PROBLEM TO SOLVE → Of all the lines in the material, how many include the word "this"? Reply with the number alone.
───── INFORMATION SUPPLIED
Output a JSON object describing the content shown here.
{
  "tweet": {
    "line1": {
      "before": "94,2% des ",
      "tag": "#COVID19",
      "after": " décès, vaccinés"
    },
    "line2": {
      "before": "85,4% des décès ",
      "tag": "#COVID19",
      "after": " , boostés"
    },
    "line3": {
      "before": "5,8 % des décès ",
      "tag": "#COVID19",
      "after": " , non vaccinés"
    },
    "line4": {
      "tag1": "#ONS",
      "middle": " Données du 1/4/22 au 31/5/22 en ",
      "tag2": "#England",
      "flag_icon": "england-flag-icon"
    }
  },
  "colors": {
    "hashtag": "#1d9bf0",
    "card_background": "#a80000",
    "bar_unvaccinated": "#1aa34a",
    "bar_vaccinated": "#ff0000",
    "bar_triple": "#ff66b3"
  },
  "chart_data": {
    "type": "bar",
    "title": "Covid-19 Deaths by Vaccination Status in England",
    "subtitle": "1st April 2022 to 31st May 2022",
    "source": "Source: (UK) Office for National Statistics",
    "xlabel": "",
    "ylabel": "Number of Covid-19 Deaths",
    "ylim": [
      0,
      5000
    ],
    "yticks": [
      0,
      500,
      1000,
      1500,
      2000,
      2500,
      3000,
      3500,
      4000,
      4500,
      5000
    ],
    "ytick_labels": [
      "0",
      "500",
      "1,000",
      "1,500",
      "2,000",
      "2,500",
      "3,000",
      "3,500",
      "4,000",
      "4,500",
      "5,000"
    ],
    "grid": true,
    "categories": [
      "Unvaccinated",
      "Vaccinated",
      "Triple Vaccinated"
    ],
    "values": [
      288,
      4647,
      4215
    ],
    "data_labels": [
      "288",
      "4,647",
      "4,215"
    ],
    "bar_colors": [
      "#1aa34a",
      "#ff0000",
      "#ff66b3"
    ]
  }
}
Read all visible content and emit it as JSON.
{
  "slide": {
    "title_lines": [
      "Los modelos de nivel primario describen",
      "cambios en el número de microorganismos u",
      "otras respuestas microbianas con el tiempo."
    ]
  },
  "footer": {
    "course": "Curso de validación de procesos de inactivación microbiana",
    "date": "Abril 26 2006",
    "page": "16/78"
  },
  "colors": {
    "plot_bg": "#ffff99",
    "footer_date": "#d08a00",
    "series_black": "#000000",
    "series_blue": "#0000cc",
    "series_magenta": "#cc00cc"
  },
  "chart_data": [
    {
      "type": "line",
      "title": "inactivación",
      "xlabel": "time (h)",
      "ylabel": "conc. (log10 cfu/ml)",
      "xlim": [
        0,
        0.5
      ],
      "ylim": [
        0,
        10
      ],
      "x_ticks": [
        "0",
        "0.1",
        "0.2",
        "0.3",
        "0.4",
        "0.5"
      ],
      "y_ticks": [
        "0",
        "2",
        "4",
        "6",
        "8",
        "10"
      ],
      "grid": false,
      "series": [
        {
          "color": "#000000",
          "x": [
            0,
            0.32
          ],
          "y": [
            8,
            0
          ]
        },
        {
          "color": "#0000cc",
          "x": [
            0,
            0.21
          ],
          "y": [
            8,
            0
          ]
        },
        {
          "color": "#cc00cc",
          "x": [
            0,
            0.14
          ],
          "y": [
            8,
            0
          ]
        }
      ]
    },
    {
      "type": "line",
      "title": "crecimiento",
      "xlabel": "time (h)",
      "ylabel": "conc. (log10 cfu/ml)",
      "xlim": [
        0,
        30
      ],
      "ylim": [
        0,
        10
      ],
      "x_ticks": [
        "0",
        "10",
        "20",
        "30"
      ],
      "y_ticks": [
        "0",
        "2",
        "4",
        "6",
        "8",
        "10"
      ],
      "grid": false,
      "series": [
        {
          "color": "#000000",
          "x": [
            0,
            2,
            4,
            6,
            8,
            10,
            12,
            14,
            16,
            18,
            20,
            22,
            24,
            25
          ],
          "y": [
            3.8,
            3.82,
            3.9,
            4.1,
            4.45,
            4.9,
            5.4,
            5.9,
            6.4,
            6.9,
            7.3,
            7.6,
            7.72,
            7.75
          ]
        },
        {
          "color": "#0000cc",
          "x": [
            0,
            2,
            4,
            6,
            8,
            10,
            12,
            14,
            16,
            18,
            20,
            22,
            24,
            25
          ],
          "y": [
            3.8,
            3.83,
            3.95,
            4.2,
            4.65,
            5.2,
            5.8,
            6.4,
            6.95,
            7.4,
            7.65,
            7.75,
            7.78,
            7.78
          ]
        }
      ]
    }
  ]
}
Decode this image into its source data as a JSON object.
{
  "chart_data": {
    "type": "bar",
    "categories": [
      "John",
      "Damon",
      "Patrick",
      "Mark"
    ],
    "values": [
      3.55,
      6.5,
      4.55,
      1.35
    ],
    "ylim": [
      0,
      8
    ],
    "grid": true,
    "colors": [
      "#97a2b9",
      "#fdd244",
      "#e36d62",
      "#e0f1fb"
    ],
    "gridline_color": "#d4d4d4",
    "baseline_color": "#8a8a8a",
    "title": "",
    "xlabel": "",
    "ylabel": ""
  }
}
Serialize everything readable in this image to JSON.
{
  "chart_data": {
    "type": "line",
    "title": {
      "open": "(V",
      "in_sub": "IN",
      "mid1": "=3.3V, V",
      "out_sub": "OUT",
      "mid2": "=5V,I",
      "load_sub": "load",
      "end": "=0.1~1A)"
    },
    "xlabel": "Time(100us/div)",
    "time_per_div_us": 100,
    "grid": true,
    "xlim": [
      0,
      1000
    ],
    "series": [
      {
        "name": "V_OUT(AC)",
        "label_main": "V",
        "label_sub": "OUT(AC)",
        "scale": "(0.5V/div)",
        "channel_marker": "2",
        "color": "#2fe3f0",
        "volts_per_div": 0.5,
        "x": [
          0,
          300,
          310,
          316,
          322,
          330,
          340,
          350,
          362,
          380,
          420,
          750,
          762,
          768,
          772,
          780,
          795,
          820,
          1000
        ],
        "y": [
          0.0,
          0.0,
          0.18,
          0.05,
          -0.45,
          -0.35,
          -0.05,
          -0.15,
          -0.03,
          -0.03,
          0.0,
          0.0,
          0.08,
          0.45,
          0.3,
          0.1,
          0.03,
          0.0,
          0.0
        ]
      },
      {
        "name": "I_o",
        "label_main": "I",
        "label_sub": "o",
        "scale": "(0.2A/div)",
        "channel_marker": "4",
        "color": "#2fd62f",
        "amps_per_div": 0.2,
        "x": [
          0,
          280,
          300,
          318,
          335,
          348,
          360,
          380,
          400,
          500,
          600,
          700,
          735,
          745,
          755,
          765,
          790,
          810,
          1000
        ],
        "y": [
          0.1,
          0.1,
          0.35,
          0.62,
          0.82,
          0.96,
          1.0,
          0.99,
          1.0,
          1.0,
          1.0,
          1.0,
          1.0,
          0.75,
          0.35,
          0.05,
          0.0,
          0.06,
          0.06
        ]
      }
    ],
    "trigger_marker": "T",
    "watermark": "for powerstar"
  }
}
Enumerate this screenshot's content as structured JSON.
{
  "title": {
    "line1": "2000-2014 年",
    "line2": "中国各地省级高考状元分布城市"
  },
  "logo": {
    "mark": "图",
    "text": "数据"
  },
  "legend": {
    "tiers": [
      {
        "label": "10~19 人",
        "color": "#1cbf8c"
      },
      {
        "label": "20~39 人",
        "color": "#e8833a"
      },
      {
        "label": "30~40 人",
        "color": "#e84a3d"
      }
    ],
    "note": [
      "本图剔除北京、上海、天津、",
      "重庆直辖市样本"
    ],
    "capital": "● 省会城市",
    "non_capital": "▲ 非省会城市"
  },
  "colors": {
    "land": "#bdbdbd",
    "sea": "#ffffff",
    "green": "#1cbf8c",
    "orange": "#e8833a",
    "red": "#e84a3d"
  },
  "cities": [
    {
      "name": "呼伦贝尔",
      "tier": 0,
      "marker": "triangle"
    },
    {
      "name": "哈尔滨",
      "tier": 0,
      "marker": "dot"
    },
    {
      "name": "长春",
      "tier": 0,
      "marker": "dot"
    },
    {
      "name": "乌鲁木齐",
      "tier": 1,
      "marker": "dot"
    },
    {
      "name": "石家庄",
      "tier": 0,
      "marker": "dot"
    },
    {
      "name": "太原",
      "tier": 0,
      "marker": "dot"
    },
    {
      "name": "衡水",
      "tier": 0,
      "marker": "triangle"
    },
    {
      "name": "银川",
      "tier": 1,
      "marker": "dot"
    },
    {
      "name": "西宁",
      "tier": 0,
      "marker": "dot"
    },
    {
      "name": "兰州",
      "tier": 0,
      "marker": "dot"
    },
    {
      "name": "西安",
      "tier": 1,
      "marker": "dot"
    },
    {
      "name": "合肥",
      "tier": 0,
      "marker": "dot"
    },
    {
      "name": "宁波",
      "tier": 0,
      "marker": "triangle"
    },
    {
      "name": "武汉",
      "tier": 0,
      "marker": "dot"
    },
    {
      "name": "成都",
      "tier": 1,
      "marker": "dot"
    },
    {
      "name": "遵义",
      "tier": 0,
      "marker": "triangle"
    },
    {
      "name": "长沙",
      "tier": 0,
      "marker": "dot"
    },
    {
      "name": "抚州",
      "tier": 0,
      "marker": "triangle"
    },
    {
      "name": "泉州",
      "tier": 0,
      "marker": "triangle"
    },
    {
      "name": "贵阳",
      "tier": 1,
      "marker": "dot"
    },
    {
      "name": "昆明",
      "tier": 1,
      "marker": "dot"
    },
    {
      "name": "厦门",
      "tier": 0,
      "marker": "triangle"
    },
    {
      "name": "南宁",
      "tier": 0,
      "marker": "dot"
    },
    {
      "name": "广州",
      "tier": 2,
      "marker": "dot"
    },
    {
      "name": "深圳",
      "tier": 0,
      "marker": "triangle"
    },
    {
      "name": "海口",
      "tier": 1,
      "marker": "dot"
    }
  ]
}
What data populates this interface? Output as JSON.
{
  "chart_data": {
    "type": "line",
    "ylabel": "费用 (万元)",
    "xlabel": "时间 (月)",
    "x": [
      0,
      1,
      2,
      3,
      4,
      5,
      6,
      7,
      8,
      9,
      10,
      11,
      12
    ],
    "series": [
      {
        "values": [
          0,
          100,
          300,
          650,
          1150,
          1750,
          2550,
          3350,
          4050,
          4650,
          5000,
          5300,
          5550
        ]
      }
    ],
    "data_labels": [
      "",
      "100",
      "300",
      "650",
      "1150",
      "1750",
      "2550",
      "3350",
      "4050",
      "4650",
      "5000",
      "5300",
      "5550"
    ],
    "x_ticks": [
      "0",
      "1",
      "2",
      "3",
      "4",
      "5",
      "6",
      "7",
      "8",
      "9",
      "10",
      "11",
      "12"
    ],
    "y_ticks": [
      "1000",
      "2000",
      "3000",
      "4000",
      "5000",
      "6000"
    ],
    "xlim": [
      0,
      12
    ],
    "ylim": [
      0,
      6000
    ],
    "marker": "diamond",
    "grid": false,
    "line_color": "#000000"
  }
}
──────────
REPLY TO THE TASK → 4